Data provided:
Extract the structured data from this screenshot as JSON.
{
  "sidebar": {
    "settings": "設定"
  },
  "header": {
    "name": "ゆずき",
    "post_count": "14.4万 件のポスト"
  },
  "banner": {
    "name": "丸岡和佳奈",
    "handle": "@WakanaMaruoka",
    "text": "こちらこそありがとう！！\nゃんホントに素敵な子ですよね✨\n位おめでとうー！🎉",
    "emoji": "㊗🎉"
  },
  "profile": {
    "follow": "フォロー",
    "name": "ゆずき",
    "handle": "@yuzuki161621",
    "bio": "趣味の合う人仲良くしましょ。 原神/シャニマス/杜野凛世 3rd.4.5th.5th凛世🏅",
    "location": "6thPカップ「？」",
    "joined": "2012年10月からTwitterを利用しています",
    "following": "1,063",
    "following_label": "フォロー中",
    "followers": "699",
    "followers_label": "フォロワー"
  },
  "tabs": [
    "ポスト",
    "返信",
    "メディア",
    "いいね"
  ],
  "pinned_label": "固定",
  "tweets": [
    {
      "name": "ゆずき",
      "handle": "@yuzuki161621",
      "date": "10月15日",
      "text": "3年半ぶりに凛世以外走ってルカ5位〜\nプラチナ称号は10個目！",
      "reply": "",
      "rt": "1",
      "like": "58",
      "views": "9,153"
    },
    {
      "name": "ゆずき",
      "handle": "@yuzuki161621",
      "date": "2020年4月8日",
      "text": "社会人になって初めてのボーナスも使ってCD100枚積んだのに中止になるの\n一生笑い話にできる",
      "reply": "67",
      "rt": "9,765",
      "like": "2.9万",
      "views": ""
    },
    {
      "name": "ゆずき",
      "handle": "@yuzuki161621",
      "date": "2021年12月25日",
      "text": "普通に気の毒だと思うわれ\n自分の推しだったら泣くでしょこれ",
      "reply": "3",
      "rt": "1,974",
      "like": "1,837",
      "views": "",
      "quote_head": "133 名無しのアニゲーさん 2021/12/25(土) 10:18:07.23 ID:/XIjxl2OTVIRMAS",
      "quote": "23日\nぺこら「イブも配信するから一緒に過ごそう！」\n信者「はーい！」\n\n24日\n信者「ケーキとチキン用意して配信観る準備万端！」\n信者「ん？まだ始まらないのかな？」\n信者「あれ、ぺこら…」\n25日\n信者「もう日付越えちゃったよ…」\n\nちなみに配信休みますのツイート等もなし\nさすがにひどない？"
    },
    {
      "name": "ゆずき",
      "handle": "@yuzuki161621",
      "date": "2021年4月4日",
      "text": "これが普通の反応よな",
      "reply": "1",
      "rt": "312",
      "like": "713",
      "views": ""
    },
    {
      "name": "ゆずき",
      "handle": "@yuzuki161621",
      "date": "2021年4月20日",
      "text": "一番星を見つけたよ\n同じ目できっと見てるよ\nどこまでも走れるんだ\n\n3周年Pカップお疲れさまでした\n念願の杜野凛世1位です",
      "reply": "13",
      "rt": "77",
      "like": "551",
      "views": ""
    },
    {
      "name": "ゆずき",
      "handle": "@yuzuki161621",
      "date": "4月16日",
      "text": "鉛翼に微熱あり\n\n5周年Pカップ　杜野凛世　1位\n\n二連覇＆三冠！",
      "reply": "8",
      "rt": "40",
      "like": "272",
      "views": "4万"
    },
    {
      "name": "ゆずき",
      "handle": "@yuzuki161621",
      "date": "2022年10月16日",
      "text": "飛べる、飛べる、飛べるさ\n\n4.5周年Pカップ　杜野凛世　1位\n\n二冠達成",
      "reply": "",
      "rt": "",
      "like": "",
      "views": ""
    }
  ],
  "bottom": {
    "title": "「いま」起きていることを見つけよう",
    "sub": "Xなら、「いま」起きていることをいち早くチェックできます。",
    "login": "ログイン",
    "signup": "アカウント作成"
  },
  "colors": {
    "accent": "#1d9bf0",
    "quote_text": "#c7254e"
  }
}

Instruction: Your task is to give the records above again, exactly.

Written response:
Extract the structured data from this screenshot as JSON.
{
  "sidebar": {
    "settings": "設定"
  },
  "header": {
    "name": "ゆずき",
    "post_count": "14.4万 件のポスト"
  },
  "banner": {
    "name": "丸岡和佳奈",
    "handle": "@WakanaMaruoka",
    "text": "こちらこそありがとう！！\nゃんホントに素敵な子ですよね✨\n位おめでとうー！🎉",
    "emoji": "㊗🎉"
  },
  "profile": {
    "follow": "フォロー",
    "name": "ゆずき",
    "handle": "@yuzuki161621",
    "bio": "趣味の合う人仲良くしましょ。 原神/シャニマス/杜野凛世 3rd.4.5th.5th凛世🏅",
    "location": "6thPカップ「？」",
    "joined": "2012年10月からTwitterを利用しています",
    "following": "1,063",
    "following_label": "フォロー中",
    "followers": "699",
    "followers_label": "フォロワー"
  },
  "tabs": [
    "ポスト",
    "返信",
    "メディア",
    "いいね"
  ],
  "pinned_label": "固定",
  "tweets": [
    {
      "name": "ゆずき",
      "handle": "@yuzuki161621",
      "date": "10月15日",
      "text": "3年半ぶりに凛世以外走ってルカ5位〜\nプラチナ称号は10個目！",
      "reply": "",
      "rt": "1",
      "like": "58",
      "views": "9,153"
    },
    {
      "name": "ゆずき",
      "handle": "@yuzuki161621",
      "date": "2020年4月8日",
      "text": "社会人になって初めてのボーナスも使ってCD100枚積んだのに中止になるの\n一生笑い話にできる",
      "reply": "67",
      "rt": "9,765",
      "like": "2.9万",
      "views": ""
    },
    {
      "name": "ゆずき",
      "handle": "@yuzuki161621",
      "date": "2021年12月25日",
      "text": "普通に気の毒だと思うわれ\n自分の推しだったら泣くでしょこれ",
      "reply": "3",
      "rt": "1,974",
      "like": "1,837",
      "views": "",
      "quote_head": "133 名無しのアニゲーさん 2021/12/25(土) 10:18:07.23 ID:/XIjxl2OTVIRMAS",
      "quote": "23日\nぺこら「イブも配信するから一緒に過ごそう！」\n信者「はーい！」\n\n24日\n信者「ケーキとチキン用意して配信観る準備万端！」\n信者「ん？まだ始まらないのかな？」\n信者「あれ、ぺこら…」\n25日\n信者「もう日付越えちゃったよ…」\n\nちなみに配信休みますのツイート等もなし\nさすがにひどない？"
    },
    {
      "name": "ゆずき",
      "handle": "@yuzuki161621",
      "date": "2021年4月4日",
      "text": "これが普通の反応よな",
      "reply": "1",
      "rt": "312",
      "like": "713",
      "views": ""
    },
    {
      "name": "ゆずき",
      "handle": "@yuzuki161621",
      "date": "2021年4月20日",
      "text": "一番星を見つけたよ\n同じ目できっと見てるよ\nどこまでも走れるんだ\n\n3周年Pカップお疲れさまでした\n念願の杜野凛世1位です",
      "reply": "13",
      "rt": "77",
      "like": "551",
      "views": ""
    },
    {
      "name": "ゆずき",
      "handle": "@yuzuki161621",
      "date": "4月16日",
      "text": "鉛翼に微熱あり\n\n5周年Pカップ　杜野凛世　1位\n\n二連覇＆三冠！",
      "reply": "8",
      "rt": "40",
      "like": "272",
      "views": "4万"
    },
    {
      "name": "ゆずき",
      "handle": "@yuzuki161621",
      "date": "2022年10月16日",
      "text": "飛べる、飛べる、飛べるさ\n\n4.5周年Pカップ　杜野凛世　1位\n\n二冠達成",
      "reply": "",
      "rt": "",
      "like": "",
      "views": ""
    }
  ],
  "bottom": {
    "title": "「いま」起きていることを見つけよう",
    "sub": "Xなら、「いま」起きていることをいち早くチェックできます。",
    "login": "ログイン",
    "signup": "アカウント作成"
  },
  "colors": {
    "accent": "#1d9bf0",
    "quote_text": "#c7254e"
  }
}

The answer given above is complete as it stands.